### Input data
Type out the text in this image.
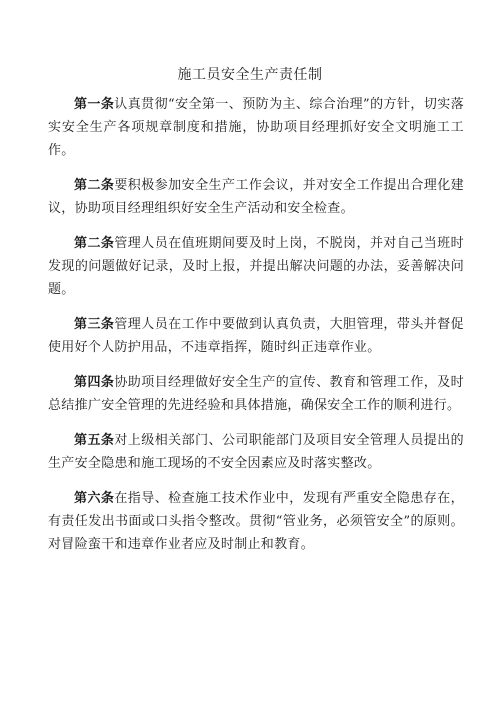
施工员安全生产责任制

第一条认真贯彻“安全第一、预防为主、综合治理”的方针，切实落实安全生产各项规章制度和措施，协助项目经理抓好安全文明施工工作。

第二条要积极参加安全生产工作会议，并对安全工作提出合理化建议，协助项目经理组织好安全生产活动和安全检查。

第二条管理人员在值班期间要及时上岗，不脱岗，并对自己当班时发现的问题做好记录，及时上报，并提出解决问题的办法，妥善解决问题。

第三条管理人员在工作中要做到认真负责，大胆管理，带头并督促使用好个人防护用品，不违章指挥，随时纠正违章作业。

第四条协助项目经理做好安全生产的宣传、教育和管理工作，及时总结推广安全管理的先进经验和具体措施，确保安全工作的顺利进行。

第五条对上级相关部门、公司职能部门及项目安全管理人员提出的生产安全隐患和施工现场的不安全因素应及时落实整改。

第六条在指导、检查施工技术作业中，发现有严重安全隐患存在，有责任发出书面或口头指令整改。贯彻“管业务，必须管安全”的原则。对冒险蛮干和违章作业者应及时制止和教育。
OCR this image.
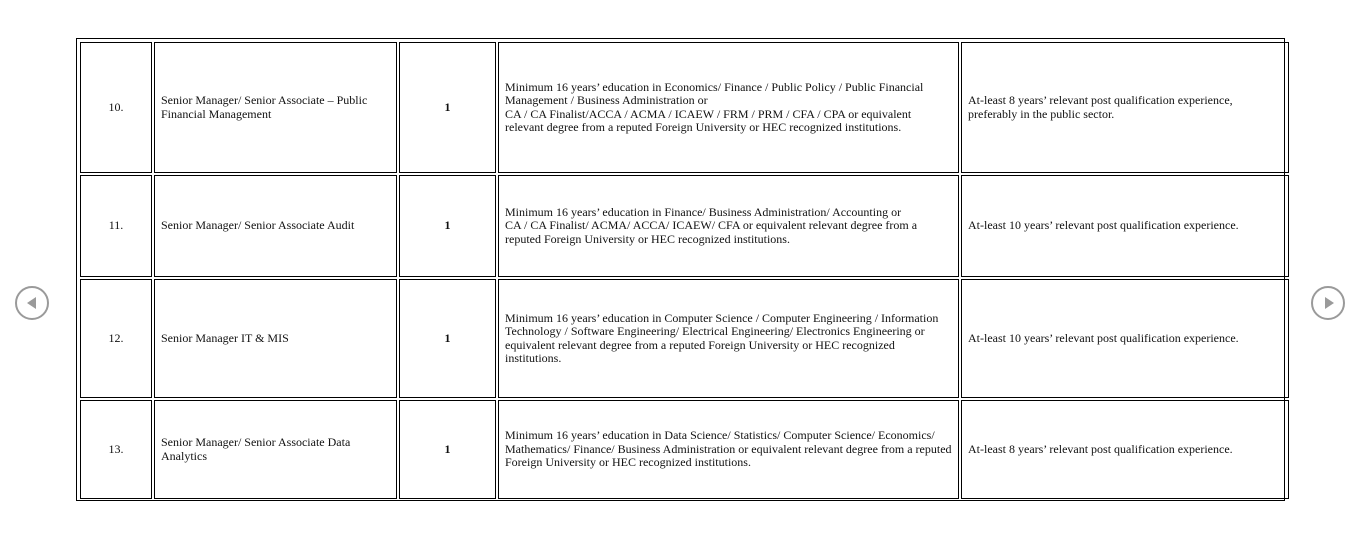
10.	Senior Manager/ Senior Associate – Public Financial Management	1	Minimum 16 years’ education in Economics/ Finance / Public Policy / Public Financial Management / Business Administration or
CA / CA Finalist/ACCA / ACMA / ICAEW / FRM / PRM / CFA / CPA or equivalent relevant degree from a reputed Foreign University or HEC recognized institutions.	At-least 8 years’ relevant post qualification experience, preferably in the public sector.
11.	Senior Manager/ Senior Associate Audit	1	Minimum 16 years’ education in Finance/ Business Administration/ Accounting or
CA / CA Finalist/ ACMA/ ACCA/ ICAEW/ CFA or equivalent relevant degree from a reputed Foreign University or HEC recognized institutions.	At-least 10 years’ relevant post qualification experience.
12.	Senior Manager IT & MIS	1	Minimum 16 years’ education in Computer Science / Computer Engineering / Information Technology / Software Engineering/ Electrical Engineering/ Electronics Engineering or equivalent relevant degree from a reputed Foreign University or HEC recognized institutions.	At-least 10 years’ relevant post qualification experience.
13.	Senior Manager/ Senior Associate Data Analytics	1	Minimum 16 years’ education in Data Science/ Statistics/ Computer Science/ Economics/ Mathematics/ Finance/ Business Administration or equivalent relevant degree from a reputed Foreign University or HEC recognized institutions.	At-least 8 years’ relevant post qualification experience.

### What is asked
Leave the pictures out and copy the rest of the data exactly.

### Task result
Type out the text in this image.
施工员安全生产责任制

第一条认真贯彻“安全第一、预防为主、综合治理”的方针，切实落实安全生产各项规章制度和措施，协助项目经理抓好安全文明施工工作。

第二条要积极参加安全生产工作会议，并对安全工作提出合理化建议，协助项目经理组织好安全生产活动和安全检查。

第二条管理人员在值班期间要及时上岗，不脱岗，并对自己当班时发现的问题做好记录，及时上报，并提出解决问题的办法，妥善解决问题。

第三条管理人员在工作中要做到认真负责，大胆管理，带头并督促使用好个人防护用品，不违章指挥，随时纠正违章作业。

第四条协助项目经理做好安全生产的宣传、教育和管理工作，及时总结推广安全管理的先进经验和具体措施，确保安全工作的顺利进行。

第五条对上级相关部门、公司职能部门及项目安全管理人员提出的生产安全隐患和施工现场的不安全因素应及时落实整改。

第六条在指导、检查施工技术作业中，发现有严重安全隐患存在，有责任发出书面或口头指令整改。贯彻“管业务，必须管安全”的原则。对冒险蛮干和违章作业者应及时制止和教育。
OCR this image.
10.	Senior Manager/ Senior Associate – Public Financial Management	1	Minimum 16 years’ education in Economics/ Finance / Public Policy / Public Financial Management / Business Administration or
CA / CA Finalist/ACCA / ACMA / ICAEW / FRM / PRM / CFA / CPA or equivalent relevant degree from a reputed Foreign University or HEC recognized institutions.	At-least 8 years’ relevant post qualification experience, preferably in the public sector.
11.	Senior Manager/ Senior Associate Audit	1	Minimum 16 years’ education in Finance/ Business Administration/ Accounting or
CA / CA Finalist/ ACMA/ ACCA/ ICAEW/ CFA or equivalent relevant degree from a reputed Foreign University or HEC recognized institutions.	At-least 10 years’ relevant post qualification experience.
12.	Senior Manager IT & MIS	1	Minimum 16 years’ education in Computer Science / Computer Engineering / Information Technology / Software Engineering/ Electrical Engineering/ Electronics Engineering or equivalent relevant degree from a reputed Foreign University or HEC recognized institutions.	At-least 10 years’ relevant post qualification experience.
13.	Senior Manager/ Senior Associate Data Analytics	1	Minimum 16 years’ education in Data Science/ Statistics/ Computer Science/ Economics/ Mathematics/ Finance/ Business Administration or equivalent relevant degree from a reputed Foreign University or HEC recognized institutions.	At-least 8 years’ relevant post qualification experience.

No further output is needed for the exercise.